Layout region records
--- begin ---

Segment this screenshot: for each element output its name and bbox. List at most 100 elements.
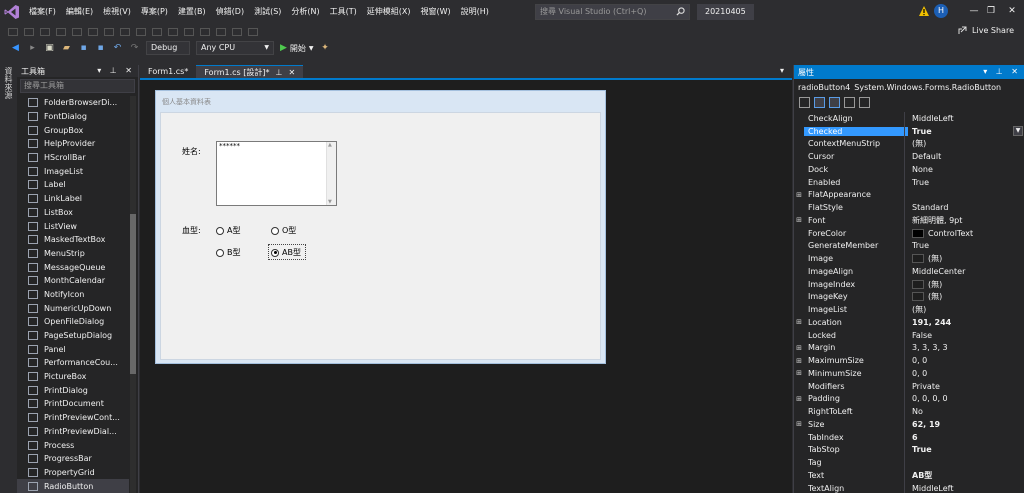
property-value[interactable]: MiddleLeft — [908, 484, 1024, 493]
property-value[interactable]: AB型 — [908, 470, 1024, 481]
platform-select[interactable]: Any CPU ▼ — [196, 41, 274, 55]
toolbox-item[interactable]: ListBox — [17, 206, 129, 220]
menu-item[interactable]: 延伸模組(X) — [362, 0, 416, 24]
radio-a[interactable]: A型 — [216, 225, 240, 236]
property-value[interactable]: (無) — [908, 304, 1024, 315]
center-v-icon[interactable] — [216, 28, 226, 36]
visual-studio-logo-icon[interactable] — [0, 0, 24, 24]
events-icon[interactable] — [844, 97, 855, 108]
form-client-area[interactable]: 姓名: ****** ▲ ▼ 血型: A型 O型 B型 AB型 — [160, 112, 601, 360]
menu-item[interactable]: 偵錯(D) — [211, 0, 249, 24]
toolbox-item[interactable]: LinkLabel — [17, 192, 129, 206]
data-sources-tab[interactable]: 資料來源 — [3, 67, 14, 99]
expand-icon[interactable]: ⊞ — [794, 344, 804, 352]
property-row[interactable]: ⊞ FlatAppearance — [794, 189, 1024, 202]
toolbox-item[interactable]: ProgressBar — [17, 452, 129, 466]
property-row[interactable]: Checked True ▼ — [794, 125, 1024, 138]
property-value[interactable]: True — [908, 241, 1024, 250]
save-icon[interactable]: ▪ — [78, 43, 89, 54]
center-h-icon[interactable] — [200, 28, 210, 36]
search-icon[interactable] — [676, 7, 685, 16]
toolbox-item[interactable]: OpenFileDialog — [17, 315, 129, 329]
warning-icon[interactable] — [918, 5, 930, 17]
same-height-icon[interactable] — [120, 28, 130, 36]
property-value[interactable]: 3, 3, 3, 3 — [908, 343, 1024, 352]
property-row[interactable]: ImageList (無) — [794, 303, 1024, 316]
tab-dropdown-icon[interactable]: ▾ — [780, 66, 784, 75]
redo-icon[interactable]: ↷ — [129, 43, 140, 54]
properties-icon[interactable] — [829, 97, 840, 108]
property-row[interactable]: ImageIndex (無) — [794, 278, 1024, 291]
align-center-icon[interactable] — [24, 28, 34, 36]
radio-ab[interactable]: AB型 — [271, 247, 301, 258]
toolbox-item[interactable]: PictureBox — [17, 370, 129, 384]
toolbox-item[interactable]: PerformanceCou... — [17, 356, 129, 370]
grid-align-icon[interactable] — [152, 28, 162, 36]
align-middle-icon[interactable] — [72, 28, 82, 36]
property-value[interactable]: True — [908, 445, 1024, 454]
property-row[interactable]: Dock None — [794, 163, 1024, 176]
tab-form1-code[interactable]: Form1.cs* — [140, 65, 196, 79]
property-row[interactable]: Text AB型 — [794, 469, 1024, 482]
object-selector[interactable]: radioButton4 System.Windows.Forms.RadioB… — [794, 79, 1024, 95]
property-value[interactable]: Default — [908, 152, 1024, 161]
expand-icon[interactable]: ⊞ — [794, 369, 804, 377]
property-value[interactable]: MiddleLeft — [908, 114, 1024, 123]
back-icon[interactable]: ◀ — [10, 43, 21, 54]
property-value[interactable]: 新細明體, 9pt — [908, 215, 1024, 226]
menu-item[interactable]: 說明(H) — [456, 0, 494, 24]
menu-item[interactable]: 分析(N) — [286, 0, 324, 24]
toolbox-item[interactable]: HelpProvider — [17, 137, 129, 151]
property-row[interactable]: ⊞ MaximumSize 0, 0 — [794, 354, 1024, 367]
send-back-icon[interactable] — [248, 28, 258, 36]
property-row[interactable]: ⊞ MinimumSize 0, 0 — [794, 367, 1024, 380]
property-value[interactable]: 0, 0, 0, 0 — [908, 394, 1024, 403]
property-value[interactable]: None — [908, 165, 1024, 174]
alphabetical-icon[interactable] — [814, 97, 825, 108]
panel-pin-controls[interactable]: ▾ ⊥ ✕ — [97, 65, 135, 77]
property-value[interactable]: 6 — [908, 433, 1024, 442]
save-all-icon[interactable]: ▪ — [95, 43, 106, 54]
property-value[interactable]: ControlText — [908, 228, 1024, 238]
toolbox-item[interactable]: NotifyIcon — [17, 288, 129, 302]
menu-item[interactable]: 檔案(F) — [24, 0, 61, 24]
expand-icon[interactable]: ⊞ — [794, 318, 804, 326]
toolbox-item[interactable]: Label — [17, 178, 129, 192]
toolbox-item[interactable]: PrintPreviewDial... — [17, 425, 129, 439]
property-value[interactable]: True — [908, 127, 1024, 136]
property-row[interactable]: ⊞ Padding 0, 0, 0, 0 — [794, 393, 1024, 406]
expand-icon[interactable]: ⊞ — [794, 216, 804, 224]
property-value[interactable]: 62, 19 — [908, 420, 1024, 429]
toolbox-item[interactable]: PropertyGrid — [17, 466, 129, 480]
property-row[interactable]: Cursor Default — [794, 150, 1024, 163]
panel-pin-controls[interactable]: ▾ ⊥ ✕ — [983, 65, 1021, 79]
property-row[interactable]: GenerateMember True — [794, 240, 1024, 253]
tab-form1-designer[interactable]: Form1.cs [設計]* ⊥ ✕ — [196, 65, 304, 79]
property-row[interactable]: TextAlign MiddleLeft — [794, 482, 1024, 493]
same-width-icon[interactable] — [104, 28, 114, 36]
toolbox-item[interactable]: ImageList — [17, 164, 129, 178]
property-value[interactable]: 191, 244 — [908, 318, 1024, 327]
property-value[interactable]: (無) — [908, 291, 1024, 302]
property-row[interactable]: ⊞ Margin 3, 3, 3, 3 — [794, 342, 1024, 355]
property-pages-icon[interactable] — [859, 97, 870, 108]
property-row[interactable]: TabIndex 6 — [794, 431, 1024, 444]
toolbox-item[interactable]: MonthCalendar — [17, 274, 129, 288]
menu-item[interactable]: 編輯(E) — [61, 0, 98, 24]
toolbox-item[interactable]: PrintDialog — [17, 383, 129, 397]
align-right-icon[interactable] — [40, 28, 50, 36]
toolbox-item[interactable]: ListView — [17, 219, 129, 233]
forward-icon[interactable]: ▸ — [27, 43, 38, 54]
expand-icon[interactable]: ⊞ — [794, 191, 804, 199]
menu-item[interactable]: 專案(P) — [136, 0, 173, 24]
user-avatar[interactable]: H — [934, 4, 948, 18]
new-project-icon[interactable]: ▣ — [44, 43, 55, 54]
property-row[interactable]: Locked False — [794, 329, 1024, 342]
textbox-scrollbar[interactable]: ▲ ▼ — [326, 142, 336, 205]
property-row[interactable]: Tag — [794, 456, 1024, 469]
property-value[interactable]: MiddleCenter — [908, 267, 1024, 276]
property-row[interactable]: ⊞ Location 191, 244 — [794, 316, 1024, 329]
restore-button[interactable]: ❐ — [985, 5, 997, 17]
toolbox-search-input[interactable]: 搜尋工具箱 — [20, 79, 135, 93]
property-value[interactable]: (無) — [908, 253, 1024, 264]
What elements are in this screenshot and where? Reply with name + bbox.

--- end ---

> **What to do**: Show each line of the material above that contains the string "ImageList".

> **Solution for this task**:
property-row[interactable]: ImageList (無) — [794, 303, 1024, 316]
toolbox-item[interactable]: ImageList — [17, 164, 129, 178]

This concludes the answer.